*THE REQUEST*.
Express as a numbered list, omitting blank lines, the data between the lines holding "bar xyxy=(1043,649,1049,680)" and "bar xyxy=(1161,649,1167,680)", inclusive.
** Start EXTRACTED ENTRIES **
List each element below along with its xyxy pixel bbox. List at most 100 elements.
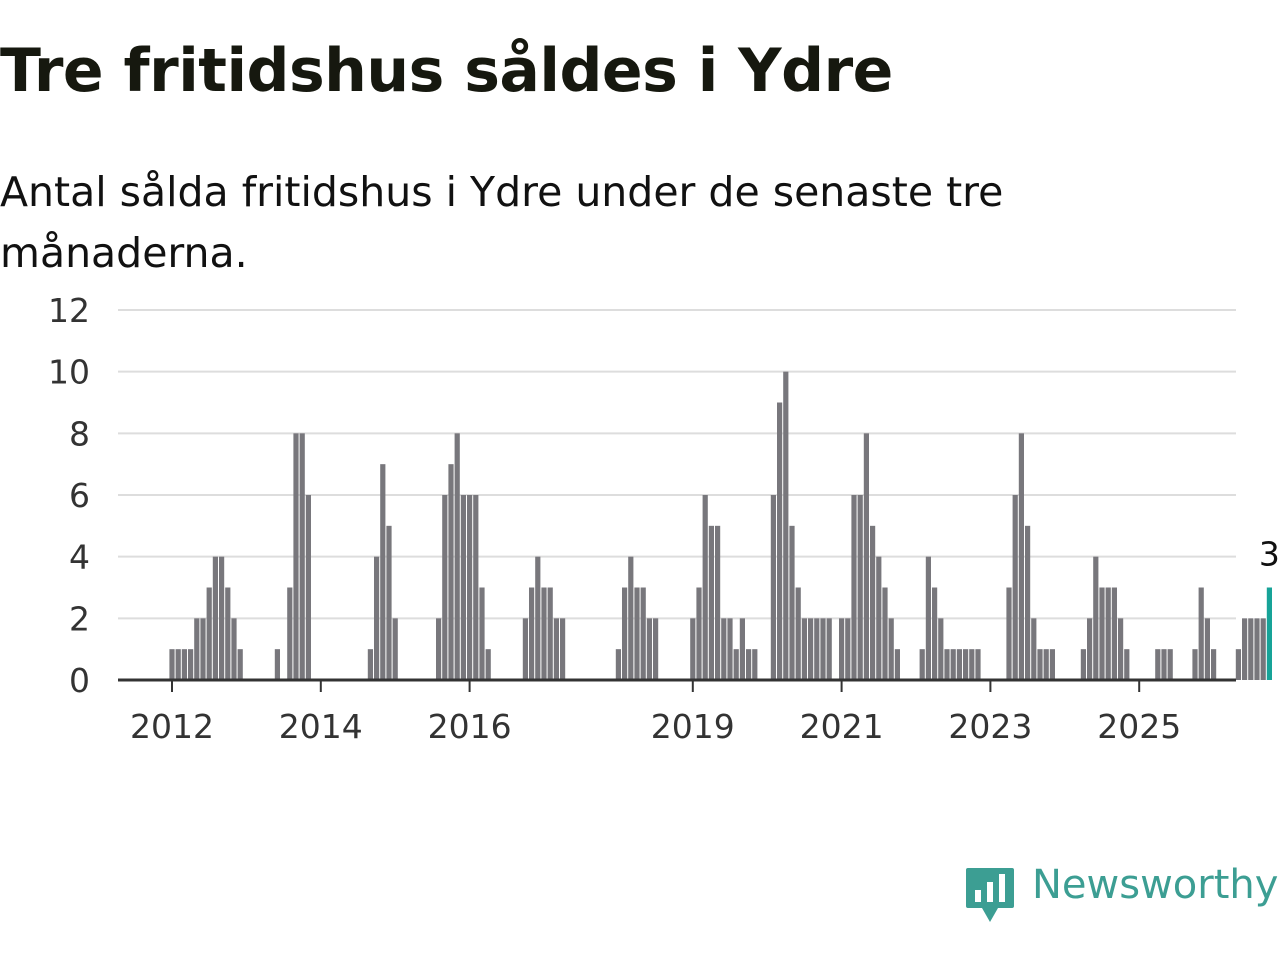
bar xyxy=(1043,649,1049,680)
bar xyxy=(696,587,702,680)
bar xyxy=(715,525,721,680)
bar xyxy=(783,371,789,680)
y-tick-label: 8 xyxy=(69,414,90,453)
bar xyxy=(560,618,566,680)
bar xyxy=(777,402,783,680)
bar xyxy=(925,556,931,680)
bar xyxy=(814,618,820,680)
bar xyxy=(733,649,739,680)
x-tick-label: 2014 xyxy=(279,707,363,746)
bar xyxy=(1111,587,1117,680)
bar xyxy=(975,649,981,680)
bar xyxy=(367,649,373,680)
bar xyxy=(702,495,708,680)
bar xyxy=(963,649,969,680)
bar xyxy=(1006,587,1012,680)
bar xyxy=(1235,649,1241,680)
bar xyxy=(1049,649,1055,680)
bar xyxy=(442,495,448,680)
bar xyxy=(863,433,869,680)
chart-subtitle: Antal sålda fritidshus i Ydre under de s… xyxy=(0,168,1004,277)
bar xyxy=(1025,525,1031,680)
bar xyxy=(231,618,237,680)
bar xyxy=(181,649,187,680)
x-tick-label: 2021 xyxy=(800,707,884,746)
bar-latest xyxy=(1266,587,1272,680)
bar xyxy=(1211,649,1217,680)
bar xyxy=(392,618,398,680)
bar xyxy=(1105,587,1111,680)
bar xyxy=(888,618,894,680)
bar xyxy=(944,649,950,680)
bar xyxy=(194,618,200,680)
bar xyxy=(299,433,305,680)
bar xyxy=(1161,649,1167,680)
bar xyxy=(1037,649,1043,680)
y-tick-label: 0 xyxy=(69,661,90,700)
bar xyxy=(1254,618,1260,680)
y-tick-label: 10 xyxy=(48,353,90,392)
bar xyxy=(1167,649,1173,680)
bar xyxy=(1242,618,1248,680)
bar xyxy=(851,495,857,680)
bar xyxy=(1018,433,1024,680)
bar xyxy=(200,618,206,680)
bar xyxy=(1192,649,1198,680)
bar xyxy=(547,587,553,680)
bar xyxy=(380,464,386,680)
latest-value-label: 3 xyxy=(1259,535,1280,574)
bar xyxy=(175,649,181,680)
bar xyxy=(870,525,876,680)
bar xyxy=(479,587,485,680)
bar xyxy=(690,618,696,680)
bar xyxy=(653,618,659,680)
bar xyxy=(1248,618,1254,680)
y-tick-label: 12 xyxy=(48,291,90,330)
newsworthy-logo-icon xyxy=(966,868,1014,922)
bar xyxy=(739,618,745,680)
bar xyxy=(938,618,944,680)
bar xyxy=(646,618,652,680)
bar xyxy=(535,556,541,680)
bar xyxy=(1198,587,1204,680)
bar xyxy=(708,525,714,680)
bar xyxy=(473,495,479,680)
bar xyxy=(169,649,175,680)
x-tick-label: 2023 xyxy=(948,707,1032,746)
bar xyxy=(1093,556,1099,680)
chart-title: Tre fritidshus såldes i Ydre xyxy=(0,36,893,106)
bar xyxy=(932,587,938,680)
bar xyxy=(1124,649,1130,680)
x-tick-label: 2016 xyxy=(428,707,512,746)
bar xyxy=(225,587,231,680)
bar xyxy=(541,587,547,680)
bar xyxy=(746,649,752,680)
bar xyxy=(1080,649,1086,680)
bar xyxy=(206,587,212,680)
bar xyxy=(1155,649,1161,680)
bar xyxy=(522,618,528,680)
bar xyxy=(622,587,628,680)
bar xyxy=(1260,618,1266,680)
bar xyxy=(876,556,882,680)
bar xyxy=(1099,587,1105,680)
x-tick-label: 2012 xyxy=(130,707,214,746)
bar xyxy=(529,587,535,680)
bar xyxy=(1012,495,1018,680)
bar xyxy=(485,649,491,680)
bar xyxy=(789,525,795,680)
bar xyxy=(770,495,776,680)
bar xyxy=(460,495,466,680)
bar xyxy=(1031,618,1037,680)
bar xyxy=(219,556,225,680)
bar xyxy=(274,649,280,680)
y-tick-label: 4 xyxy=(69,538,90,577)
bar xyxy=(839,618,845,680)
bar xyxy=(640,587,646,680)
bar xyxy=(615,649,621,680)
brand-name: Newsworthy xyxy=(1032,862,1279,908)
x-tick-label: 2025 xyxy=(1097,707,1181,746)
bar xyxy=(305,495,311,680)
bar xyxy=(212,556,218,680)
x-tick-label: 2019 xyxy=(651,707,735,746)
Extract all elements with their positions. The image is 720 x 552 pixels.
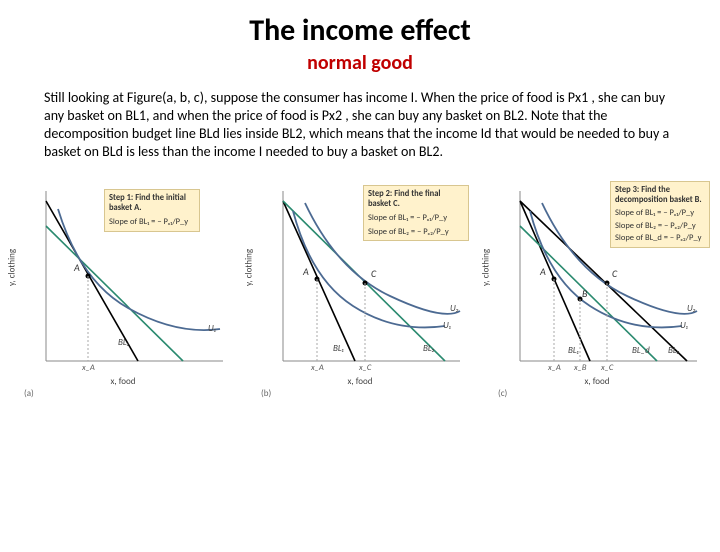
xlabel-b: x, food bbox=[348, 376, 373, 387]
ylabel-c: y, clothing bbox=[481, 249, 492, 286]
tick-xc-c: x_C bbox=[601, 363, 613, 373]
label-u2-b: U₂ bbox=[450, 303, 459, 314]
page-title: The income effect bbox=[0, 12, 720, 49]
note-line: Slope of BL₁ = − Pₓ₁/P_y bbox=[109, 217, 195, 228]
label-basket-c-c: C bbox=[612, 267, 617, 280]
label-basket-b-c: B bbox=[582, 287, 587, 300]
note-title: Step 3: Find the decomposition basket B. bbox=[615, 185, 705, 206]
label-u1-c: U₁ bbox=[680, 320, 688, 331]
label-bl1: BL₁ bbox=[118, 337, 129, 348]
note-line1: Slope of BL₁ = − Pₓ₁/P_y bbox=[368, 213, 464, 224]
label-bld-c: BL_d bbox=[632, 345, 650, 356]
xlabel-a: x, food bbox=[111, 376, 136, 387]
note-title: Step 2: Find the final basket C. bbox=[368, 189, 464, 210]
label-basket-a: A bbox=[74, 261, 80, 274]
ylabel-b: y, clothing bbox=[244, 249, 255, 286]
sub-c: (c) bbox=[498, 388, 507, 399]
note-line1: Slope of BL₁ = − Pₓ₁/P_y bbox=[615, 208, 705, 219]
sub-a: (a) bbox=[24, 388, 34, 399]
label-bl1-b: BL₁ bbox=[333, 343, 344, 354]
panel-b: Step 2: Find the final basket C. Slope o… bbox=[245, 171, 475, 401]
body-paragraph: Still looking at Figure(a, b, c), suppos… bbox=[0, 89, 720, 161]
tick-xa: x_A bbox=[82, 363, 95, 373]
label-basket-a-b: A bbox=[303, 265, 309, 278]
tick-xa-c: x_A bbox=[548, 363, 561, 373]
label-u1-b: U₁ bbox=[443, 320, 451, 331]
figures-row: Step 1: Find the initial basket A. Slope… bbox=[0, 171, 720, 401]
label-basket-c-b: C bbox=[371, 267, 376, 280]
note-title: Step 1: Find the initial basket A. bbox=[109, 193, 195, 214]
note-line3: Slope of BL_d = − Pₓ₂/P_y bbox=[615, 233, 705, 244]
label-bl2-b: BL₂ bbox=[423, 343, 435, 354]
page-subtitle: normal good bbox=[0, 51, 720, 75]
label-bl1-c: BL₁ bbox=[568, 345, 579, 356]
xlabel-c: x, food bbox=[585, 376, 610, 387]
tick-xa-b: x_A bbox=[311, 363, 324, 373]
label-u2-c: U₂ bbox=[687, 303, 696, 314]
panel-a-note: Step 1: Find the initial basket A. Slope… bbox=[104, 189, 200, 232]
ylabel-a: y, clothing bbox=[7, 249, 18, 286]
note-line2: Slope of BL₂ = − Pₓ₂/P_y bbox=[615, 221, 705, 232]
label-bl2-c: BL₂ bbox=[668, 345, 680, 356]
panel-c: Step 3: Find the decomposition basket B.… bbox=[482, 171, 712, 401]
note-line2: Slope of BL₂ = − Pₓ₂/P_y bbox=[368, 227, 464, 238]
tick-xc-b: x_C bbox=[359, 363, 371, 373]
sub-b: (b) bbox=[261, 388, 271, 399]
panel-c-note: Step 3: Find the decomposition basket B.… bbox=[610, 181, 710, 248]
label-basket-a-c: A bbox=[540, 265, 546, 278]
label-u1: U₁ bbox=[208, 323, 216, 334]
panel-b-note: Step 2: Find the final basket C. Slope o… bbox=[363, 185, 469, 242]
tick-xb-c: x_B bbox=[574, 363, 587, 373]
panel-a: Step 1: Find the initial basket A. Slope… bbox=[8, 171, 238, 401]
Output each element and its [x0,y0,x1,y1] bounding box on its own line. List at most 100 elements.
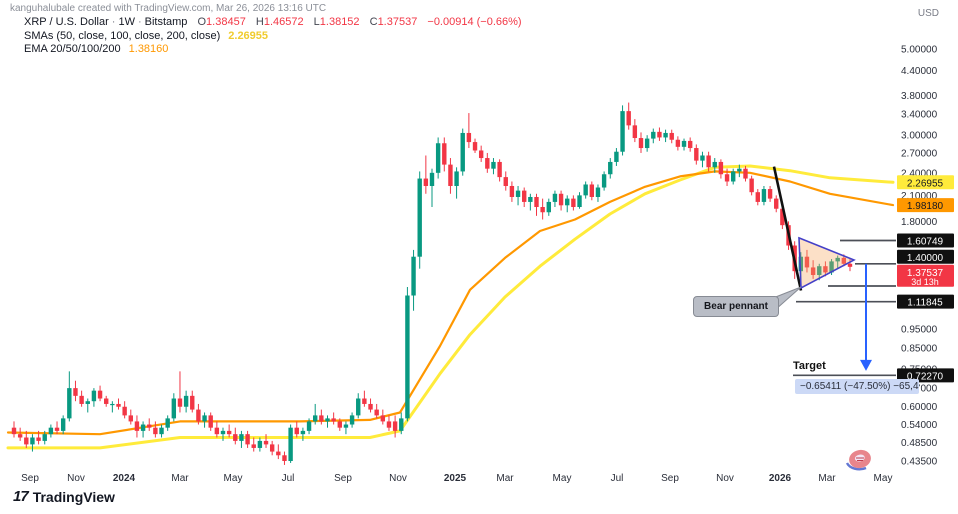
** End EXTRACTED ENTRIES **
*COMPLETE OUTPUT*.
1. bar xyxy=(1043,649,1049,680)
2. bar xyxy=(696,587,702,680)
3. bar xyxy=(715,525,721,680)
4. bar xyxy=(783,371,789,680)
5. y-tick-label: 8 xyxy=(69,414,90,453)
6. bar xyxy=(560,618,566,680)
7. bar xyxy=(777,402,783,680)
8. bar xyxy=(925,556,931,680)
9. bar xyxy=(814,618,820,680)
10. bar xyxy=(733,649,739,680)
11. x-tick-label: 2014 xyxy=(279,707,363,746)
12. bar xyxy=(1111,587,1117,680)
13. bar xyxy=(975,649,981,680)
14. bar xyxy=(367,649,373,680)
15. bar xyxy=(702,495,708,680)
16. bar xyxy=(963,649,969,680)
17. bar xyxy=(1006,587,1012,680)
18. bar xyxy=(1235,649,1241,680)
19. bar xyxy=(1049,649,1055,680)
20. bar xyxy=(442,495,448,680)
21. bar xyxy=(863,433,869,680)
22. chart-subtitle: Antal sålda fritidshus i Ydre under de s… xyxy=(0,168,1004,277)
23. bar xyxy=(1025,525,1031,680)
24. bar xyxy=(231,618,237,680)
25. bar xyxy=(181,649,187,680)
26. x-tick-label: 2021 xyxy=(800,707,884,746)
27. bar-latest xyxy=(1266,587,1272,680)
28. bar xyxy=(1211,649,1217,680)
29. bar xyxy=(392,618,398,680)
30. bar xyxy=(1105,587,1111,680)
31. bar xyxy=(888,618,894,680)
32. bar xyxy=(944,649,950,680)
33. bar xyxy=(194,618,200,680)
34. bar xyxy=(299,433,305,680)
35. bar xyxy=(1161,649,1167,680)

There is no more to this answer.